What to work on:
In your copy, repeat the records exactly and leave out the pictures.

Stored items
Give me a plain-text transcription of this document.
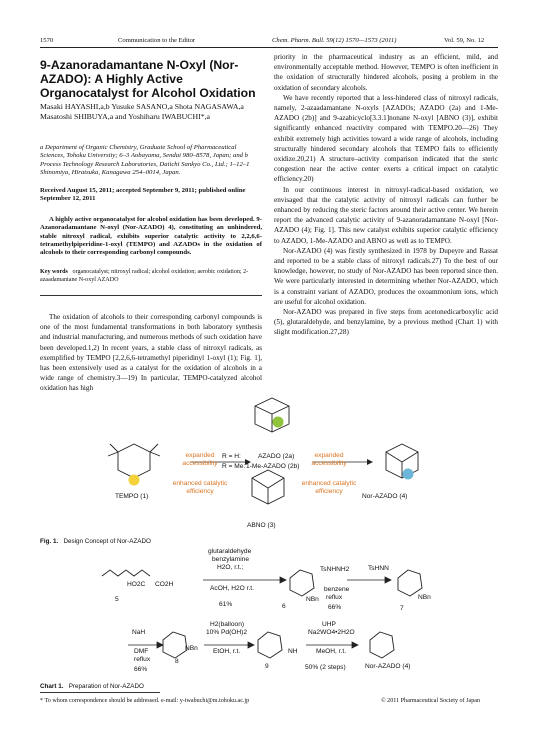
1570	Communication to the Editor	Chem. Pharm. Bull. 59(12) 1570—1573 (2011)	Vol. 59, No. 12
9-Azanoradamantane N-Oxyl (Nor-AZADO): A Highly Active Organocatalyst for Alcohol Oxidation
Masaki HAYASHI,a,b Yusuke SASANO,a Shota NAGASAWA,a
Masatoshi SHIBUYA,a and Yoshiharu IWABUCHI*,a
a Department of Organic Chemistry, Graduate School of Pharmaceutical Sciences, Tohoku University; 6–3 Aobayama, Sendai 980–8578, Japan; and b Process Technology Research Laboratories, Daiichi Sankyo Co., Ltd.; 1–12–1 Shinomiya, Hiratsuka, Kanagawa 254–0014, Japan.
Received August 15, 2011; accepted September 9, 2011; published online September 12, 2011
A highly active organocatalyst for alcohol oxidation has been developed. 9-Azanoradamantane N-oxyl (Nor-AZADO) 4), constituting an unhindered, stable nitroxyl radical, exhibits superior catalytic activity to 2,2,6,6-tetramethylpiperidine-1-oxyl (TEMPO) and AZADOs in the oxidation of alcohols to their corresponding carbonyl compounds.
Key words organocatalyst; nitroxyl radical; alcohol oxidation; aerobic oxidation; 2-azaadamantane N-oxyl AZADO

The oxidation of alcohols to their corresponding carbonyl compounds is one of the most fundamental transformations in both laboratory synthesis and industrial manufacturing, and numerous methods of such oxidation have been developed.1,2) In recent years, a stable class of nitroxyl radicals, as exemplified by TEMPO [2,2,6,6-tetramethyl piperidinyl 1-oxyl (1); Fig. 1], has been extensively used as a catalyst for the oxidation of alcohols in a wide range of chemistry.3—19) In particular, TEMPO-catalyzed alcohol oxidation has high

priority in the pharmaceutical industry as an efficient, mild, and environmentally acceptable method. However, TEMPO is often inefficient in the oxidation of structurally hindered alcohols, posing a problem in the oxidation of secondary alcohols.

We have recently reported that a less-hindered class of nitroxyl radicals, namely, 2-azaadamantane N-oxyls [AZADOs; AZADO (2a) and 1-Me-AZADO (2b)] and 9-azabicyclo[3.3.1]nonane N-oxyl [ABNO (3)], exhibit significantly enhanced reactivity compared with TEMPO.20—26) They exhibit extremely high activities toward a wide range of alcohols, including structurally hindered secondary alcohols that TEMPO fails to efficiently oxidize.20,21) A structure–activity comparison indicated that the steric congestion near the active center exerts a critical impact on catalytic efficiency.20)

In our continuous interest in nitroxyl-radical-based oxidation, we envisaged that the catalytic activity of nitroxyl radicals can further be enhanced by reducing the steric factors around their active center. We herein report the advanced catalytic activity of 9-azanoradamantane N-oxyl [Nor-AZADO (4); Fig. 1]. This new catalyst exhibits superior catalytic efficiency to AZADO, 1-Me-AZADO and ABNO as well as to TEMPO.

Nor-AZADO (4) was firstly synthesized in 1978 by Dupeyre and Rassat and reported to be a stable class of nitroxyl radicals.27) To the best of our knowledge, however, no study of Nor-AZADO has been reported since then. We were particularly interested in determining whether Nor-AZADO, which is a constraint variant of AZADO, produces the oxoammonium ions, which are useful for alcohol oxidation.

Nor-AZADO was prepared in five steps from acetonedicarboxylic acid (5), glutaraldehyde, and benzylamine, by a previous method (Chart 1) with slight modification.27,28)

TEMPO (1)
expanded accessibility
enhanced catalytic efficiency
R = H:	AZADO (2a)
R = Me: 1-Me-AZADO (2b)
ABNO (3)
expanded accessibility
enhanced catalytic efficiency
Nor-AZADO (4)
Fig. 1. Design Concept of Nor-AZADO
HO2C CO2H
5
glutaraldehyde
benzylamine
H2O, r.t.;
AcOH, H2O r.t.
61%
NBn
6
TsNHNH2
benzene
reflux
66%
TsHNN
NBn
7
NaH
DMF
reflux
66%
NBn
8
H2(balloon)
10% Pd(OH)2
EtOH, r.t.	NH
9
UHP
Na2WO4•2H2O
MeOH, r.t.
50% (2 steps)	Nor-AZADO (4)
Chart 1. Preparation of Nor-AZADO
* To whom correspondence should be addressed. e-mail: y-iwabuchi@m.tohoku.ac.jp	© 2011 Pharmaceutical Society of Japan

The output:
Give me a plain-text transcription of this document.
1570	Communication to the Editor	Chem. Pharm. Bull. 59(12) 1570—1573 (2011)	Vol. 59, No. 12
9-Azanoradamantane N-Oxyl (Nor-AZADO): A Highly Active Organocatalyst for Alcohol Oxidation
Masaki HAYASHI,a,b Yusuke SASANO,a Shota NAGASAWA,a
Masatoshi SHIBUYA,a and Yoshiharu IWABUCHI*,a
a Department of Organic Chemistry, Graduate School of Pharmaceutical Sciences, Tohoku University; 6–3 Aobayama, Sendai 980–8578, Japan; and b Process Technology Research Laboratories, Daiichi Sankyo Co., Ltd.; 1–12–1 Shinomiya, Hiratsuka, Kanagawa 254–0014, Japan.
Received August 15, 2011; accepted September 9, 2011; published online September 12, 2011
A highly active organocatalyst for alcohol oxidation has been developed. 9-Azanoradamantane N-oxyl (Nor-AZADO) 4), constituting an unhindered, stable nitroxyl radical, exhibits superior catalytic activity to 2,2,6,6-tetramethylpiperidine-1-oxyl (TEMPO) and AZADOs in the oxidation of alcohols to their corresponding carbonyl compounds.
Key words organocatalyst; nitroxyl radical; alcohol oxidation; aerobic oxidation; 2-azaadamantane N-oxyl AZADO

The oxidation of alcohols to their corresponding carbonyl compounds is one of the most fundamental transformations in both laboratory synthesis and industrial manufacturing, and numerous methods of such oxidation have been developed.1,2) In recent years, a stable class of nitroxyl radicals, as exemplified by TEMPO [2,2,6,6-tetramethyl piperidinyl 1-oxyl (1); Fig. 1], has been extensively used as a catalyst for the oxidation of alcohols in a wide range of chemistry.3—19) In particular, TEMPO-catalyzed alcohol oxidation has high

priority in the pharmaceutical industry as an efficient, mild, and environmentally acceptable method. However, TEMPO is often inefficient in the oxidation of structurally hindered alcohols, posing a problem in the oxidation of secondary alcohols.

We have recently reported that a less-hindered class of nitroxyl radicals, namely, 2-azaadamantane N-oxyls [AZADOs; AZADO (2a) and 1-Me-AZADO (2b)] and 9-azabicyclo[3.3.1]nonane N-oxyl [ABNO (3)], exhibit significantly enhanced reactivity compared with TEMPO.20—26) They exhibit extremely high activities toward a wide range of alcohols, including structurally hindered secondary alcohols that TEMPO fails to efficiently oxidize.20,21) A structure–activity comparison indicated that the steric congestion near the active center exerts a critical impact on catalytic efficiency.20)

In our continuous interest in nitroxyl-radical-based oxidation, we envisaged that the catalytic activity of nitroxyl radicals can further be enhanced by reducing the steric factors around their active center. We herein report the advanced catalytic activity of 9-azanoradamantane N-oxyl [Nor-AZADO (4); Fig. 1]. This new catalyst exhibits superior catalytic efficiency to AZADO, 1-Me-AZADO and ABNO as well as to TEMPO.

Nor-AZADO (4) was firstly synthesized in 1978 by Dupeyre and Rassat and reported to be a stable class of nitroxyl radicals.27) To the best of our knowledge, however, no study of Nor-AZADO has been reported since then. We were particularly interested in determining whether Nor-AZADO, which is a constraint variant of AZADO, produces the oxoammonium ions, which are useful for alcohol oxidation.

Nor-AZADO was prepared in five steps from acetonedicarboxylic acid (5), glutaraldehyde, and benzylamine, by a previous method (Chart 1) with slight modification.27,28)

TEMPO (1)
expanded accessibility
enhanced catalytic efficiency
R = H:	AZADO (2a)
R = Me: 1-Me-AZADO (2b)
ABNO (3)
expanded accessibility
enhanced catalytic efficiency
Nor-AZADO (4)
Fig. 1. Design Concept of Nor-AZADO
HO2C CO2H
5
glutaraldehyde
benzylamine
H2O, r.t.;
AcOH, H2O r.t.
61%
NBn
6
TsNHNH2
benzene
reflux
66%
TsHNN
NBn
7
NaH
DMF
reflux
66%
NBn
8
H2(balloon)
10% Pd(OH)2
EtOH, r.t.	NH
9
UHP
Na2WO4•2H2O
MeOH, r.t.
50% (2 steps)	Nor-AZADO (4)
Chart 1. Preparation of Nor-AZADO
* To whom correspondence should be addressed. e-mail: y-iwabuchi@m.tohoku.ac.jp	© 2011 Pharmaceutical Society of Japan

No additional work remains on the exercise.